Quote the records beneath, complete and exact. Leave out images.
[Start Entries provided]
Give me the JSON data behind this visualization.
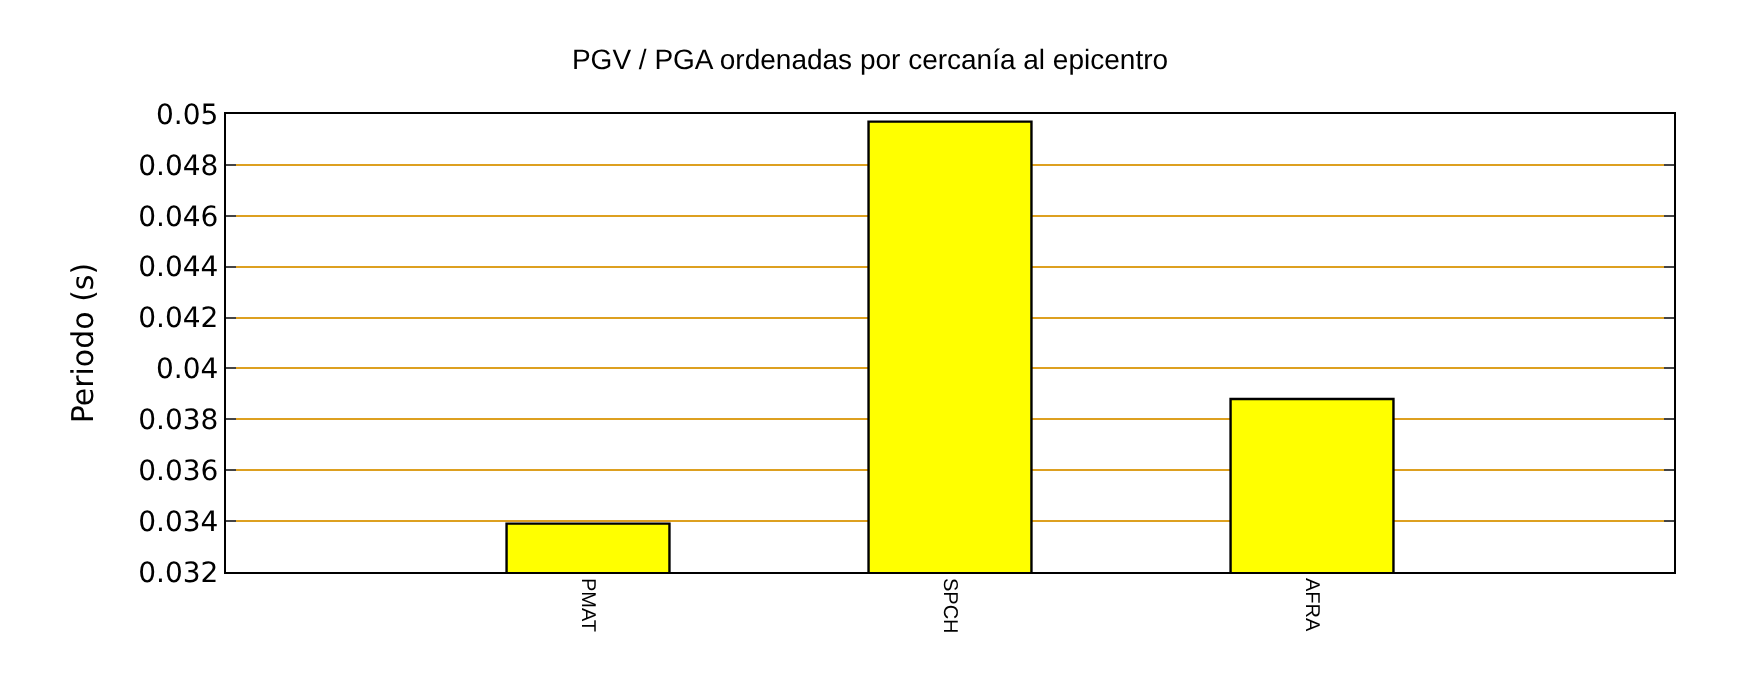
{
  "chart_data": {
    "type": "bar",
    "title": "PGV / PGA ordenadas por cercanía al epicentro",
    "ylabel": "Periodo (s)",
    "categories": [
      "PMAT",
      "SPCH",
      "AFRA"
    ],
    "series": [
      {
        "color": "#ffff00",
        "values": [
          0.0339,
          0.0497,
          0.0388
        ]
      }
    ],
    "ylim": [
      0.032,
      0.05
    ],
    "yticks": [
      0.032,
      0.034,
      0.036,
      0.038,
      0.04,
      0.042,
      0.044,
      0.046,
      0.048,
      0.05
    ],
    "grid": "y"
  }
}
[End Entries provided]
• [Full response]
Give me the JSON data behind this visualization.
{
  "chart_data": {
    "type": "bar",
    "title": "PGV / PGA ordenadas por cercanía al epicentro",
    "ylabel": "Periodo (s)",
    "categories": [
      "PMAT",
      "SPCH",
      "AFRA"
    ],
    "series": [
      {
        "color": "#ffff00",
        "values": [
          0.0339,
          0.0497,
          0.0388
        ]
      }
    ],
    "ylim": [
      0.032,
      0.05
    ],
    "yticks": [
      0.032,
      0.034,
      0.036,
      0.038,
      0.04,
      0.042,
      0.044,
      0.046,
      0.048,
      0.05
    ],
    "grid": "y"
  }
}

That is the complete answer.